— Start of Material to process —

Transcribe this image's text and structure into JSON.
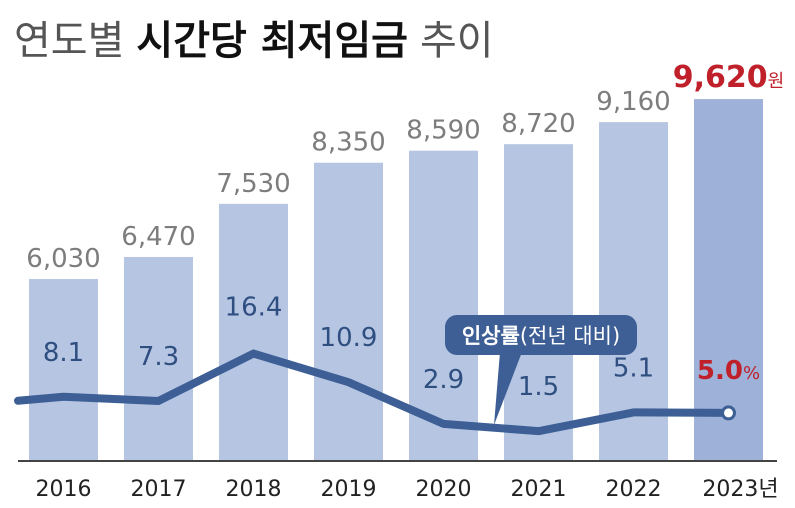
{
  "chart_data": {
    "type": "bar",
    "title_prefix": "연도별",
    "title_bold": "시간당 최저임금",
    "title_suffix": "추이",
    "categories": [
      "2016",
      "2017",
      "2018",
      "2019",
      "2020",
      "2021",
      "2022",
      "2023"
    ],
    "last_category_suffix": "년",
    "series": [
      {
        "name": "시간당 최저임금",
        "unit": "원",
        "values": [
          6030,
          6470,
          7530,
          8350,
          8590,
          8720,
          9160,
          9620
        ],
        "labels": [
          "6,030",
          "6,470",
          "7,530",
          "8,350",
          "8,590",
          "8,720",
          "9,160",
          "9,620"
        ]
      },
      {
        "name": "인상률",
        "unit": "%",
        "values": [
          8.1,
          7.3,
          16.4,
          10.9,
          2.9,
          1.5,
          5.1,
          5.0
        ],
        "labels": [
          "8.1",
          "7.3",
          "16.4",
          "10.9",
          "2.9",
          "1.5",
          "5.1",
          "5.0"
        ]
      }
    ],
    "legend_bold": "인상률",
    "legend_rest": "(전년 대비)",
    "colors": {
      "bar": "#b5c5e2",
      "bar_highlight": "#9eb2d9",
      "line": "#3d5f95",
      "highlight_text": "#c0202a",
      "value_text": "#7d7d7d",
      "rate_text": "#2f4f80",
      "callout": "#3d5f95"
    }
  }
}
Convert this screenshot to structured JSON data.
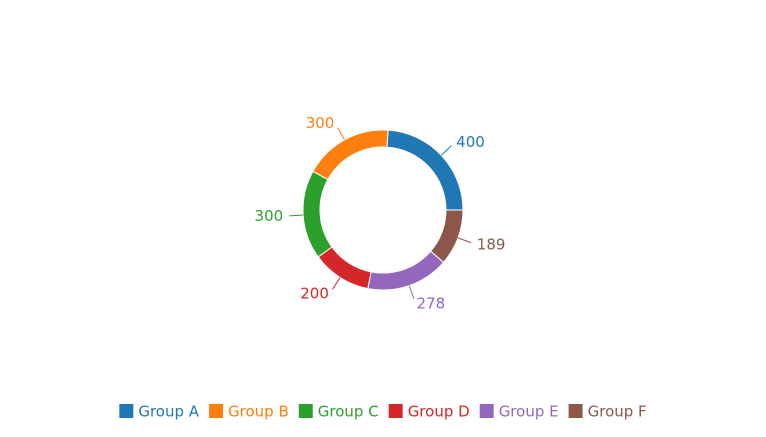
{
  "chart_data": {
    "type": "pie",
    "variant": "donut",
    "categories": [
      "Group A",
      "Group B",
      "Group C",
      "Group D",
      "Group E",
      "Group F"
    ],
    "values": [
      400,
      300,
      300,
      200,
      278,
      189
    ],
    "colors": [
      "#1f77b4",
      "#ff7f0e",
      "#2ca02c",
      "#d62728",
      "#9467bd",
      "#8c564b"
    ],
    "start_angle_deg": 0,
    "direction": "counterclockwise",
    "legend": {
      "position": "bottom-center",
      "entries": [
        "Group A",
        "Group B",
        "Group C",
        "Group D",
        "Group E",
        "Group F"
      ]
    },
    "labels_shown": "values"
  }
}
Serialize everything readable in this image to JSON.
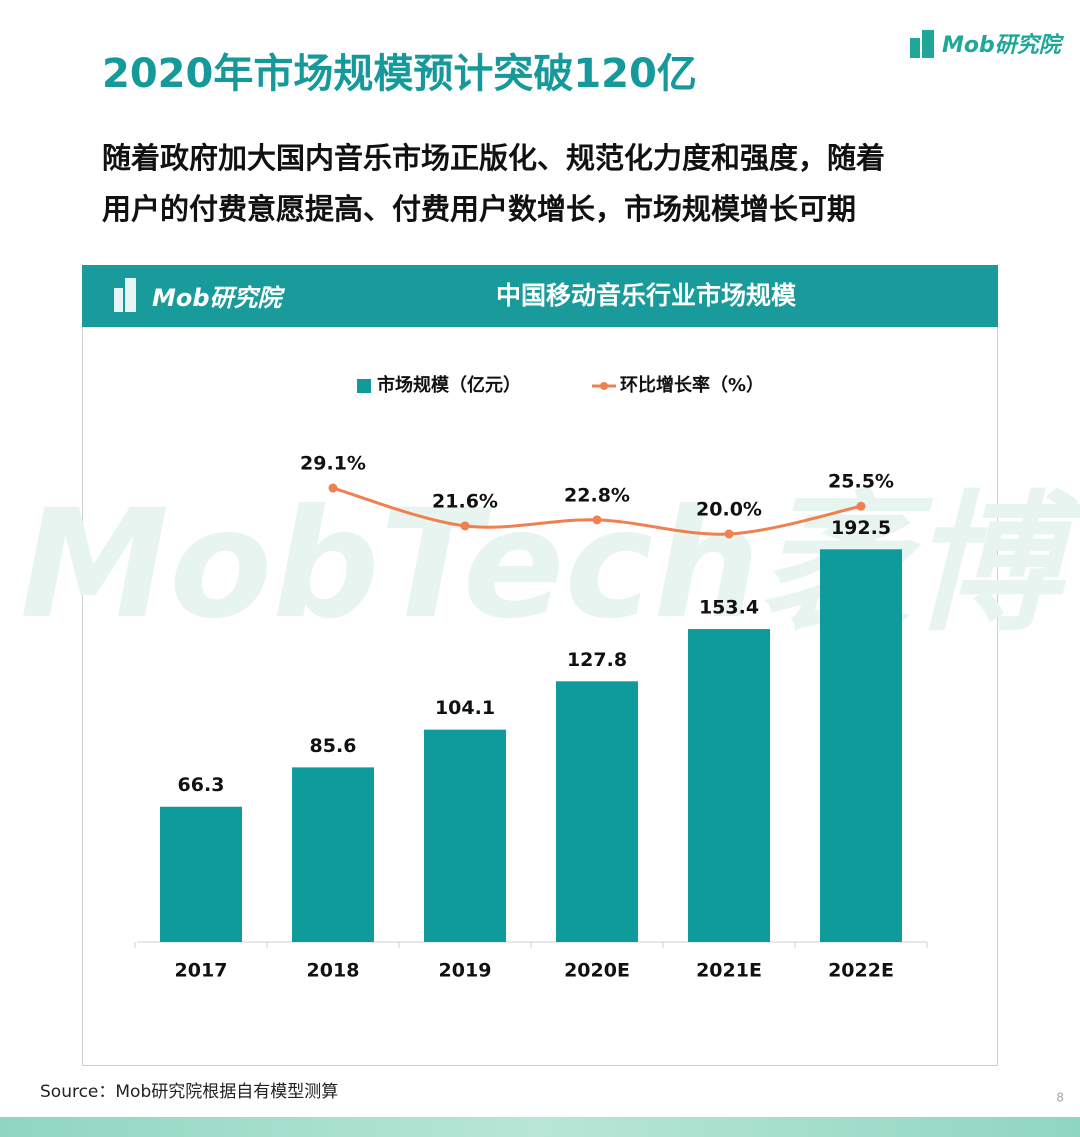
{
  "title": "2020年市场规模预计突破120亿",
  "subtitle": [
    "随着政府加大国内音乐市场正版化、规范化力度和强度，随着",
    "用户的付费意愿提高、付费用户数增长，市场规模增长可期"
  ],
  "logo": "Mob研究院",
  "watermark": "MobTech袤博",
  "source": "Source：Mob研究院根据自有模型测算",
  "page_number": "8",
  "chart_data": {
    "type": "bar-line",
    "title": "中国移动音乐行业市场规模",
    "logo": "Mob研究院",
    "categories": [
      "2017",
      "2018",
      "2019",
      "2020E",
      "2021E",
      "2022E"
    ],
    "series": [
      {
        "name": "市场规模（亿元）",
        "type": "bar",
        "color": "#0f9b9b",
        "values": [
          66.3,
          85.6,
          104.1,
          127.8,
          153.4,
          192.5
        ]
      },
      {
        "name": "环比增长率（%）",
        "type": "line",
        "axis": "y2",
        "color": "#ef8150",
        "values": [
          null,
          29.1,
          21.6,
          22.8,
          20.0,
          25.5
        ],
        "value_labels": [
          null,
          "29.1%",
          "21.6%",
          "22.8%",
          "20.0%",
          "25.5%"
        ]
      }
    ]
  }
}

— End of Material to process —

→ Problem requirements: Write out the entries above verbatim; the pictures do not belong in your copy.

→ Completed exercise:
Transcribe this image's text and structure into JSON.
{
  "chart_data": {
    "type": "bar",
    "title_prefix": "연도별",
    "title_bold": "시간당 최저임금",
    "title_suffix": "추이",
    "categories": [
      "2016",
      "2017",
      "2018",
      "2019",
      "2020",
      "2021",
      "2022",
      "2023"
    ],
    "last_category_suffix": "년",
    "series": [
      {
        "name": "시간당 최저임금",
        "unit": "원",
        "values": [
          6030,
          6470,
          7530,
          8350,
          8590,
          8720,
          9160,
          9620
        ],
        "labels": [
          "6,030",
          "6,470",
          "7,530",
          "8,350",
          "8,590",
          "8,720",
          "9,160",
          "9,620"
        ]
      },
      {
        "name": "인상률",
        "unit": "%",
        "values": [
          8.1,
          7.3,
          16.4,
          10.9,
          2.9,
          1.5,
          5.1,
          5.0
        ],
        "labels": [
          "8.1",
          "7.3",
          "16.4",
          "10.9",
          "2.9",
          "1.5",
          "5.1",
          "5.0"
        ]
      }
    ],
    "legend_bold": "인상률",
    "legend_rest": "(전년 대비)",
    "colors": {
      "bar": "#b5c5e2",
      "bar_highlight": "#9eb2d9",
      "line": "#3d5f95",
      "highlight_text": "#c0202a",
      "value_text": "#7d7d7d",
      "rate_text": "#2f4f80",
      "callout": "#3d5f95"
    }
  }
}
Convert this screenshot to structured JSON data.
{
  "chart_data": {
    "type": "pie",
    "variant": "donut",
    "categories": [
      "Group A",
      "Group B",
      "Group C",
      "Group D",
      "Group E",
      "Group F"
    ],
    "values": [
      400,
      300,
      300,
      200,
      278,
      189
    ],
    "colors": [
      "#1f77b4",
      "#ff7f0e",
      "#2ca02c",
      "#d62728",
      "#9467bd",
      "#8c564b"
    ],
    "start_angle_deg": 0,
    "direction": "counterclockwise",
    "legend": {
      "position": "bottom-center",
      "entries": [
        "Group A",
        "Group B",
        "Group C",
        "Group D",
        "Group E",
        "Group F"
      ]
    },
    "labels_shown": "values"
  }
}
Serialize everything readable in this image to JSON.
{
  "title": "2020年市场规模预计突破120亿",
  "subtitle": [
    "随着政府加大国内音乐市场正版化、规范化力度和强度，随着",
    "用户的付费意愿提高、付费用户数增长，市场规模增长可期"
  ],
  "logo": "Mob研究院",
  "watermark": "MobTech袤博",
  "source": "Source：Mob研究院根据自有模型测算",
  "page_number": "8",
  "chart_data": {
    "type": "bar-line",
    "title": "中国移动音乐行业市场规模",
    "logo": "Mob研究院",
    "categories": [
      "2017",
      "2018",
      "2019",
      "2020E",
      "2021E",
      "2022E"
    ],
    "series": [
      {
        "name": "市场规模（亿元）",
        "type": "bar",
        "color": "#0f9b9b",
        "values": [
          66.3,
          85.6,
          104.1,
          127.8,
          153.4,
          192.5
        ]
      },
      {
        "name": "环比增长率（%）",
        "type": "line",
        "axis": "y2",
        "color": "#ef8150",
        "values": [
          null,
          29.1,
          21.6,
          22.8,
          20.0,
          25.5
        ],
        "value_labels": [
          null,
          "29.1%",
          "21.6%",
          "22.8%",
          "20.0%",
          "25.5%"
        ]
      }
    ]
  }
}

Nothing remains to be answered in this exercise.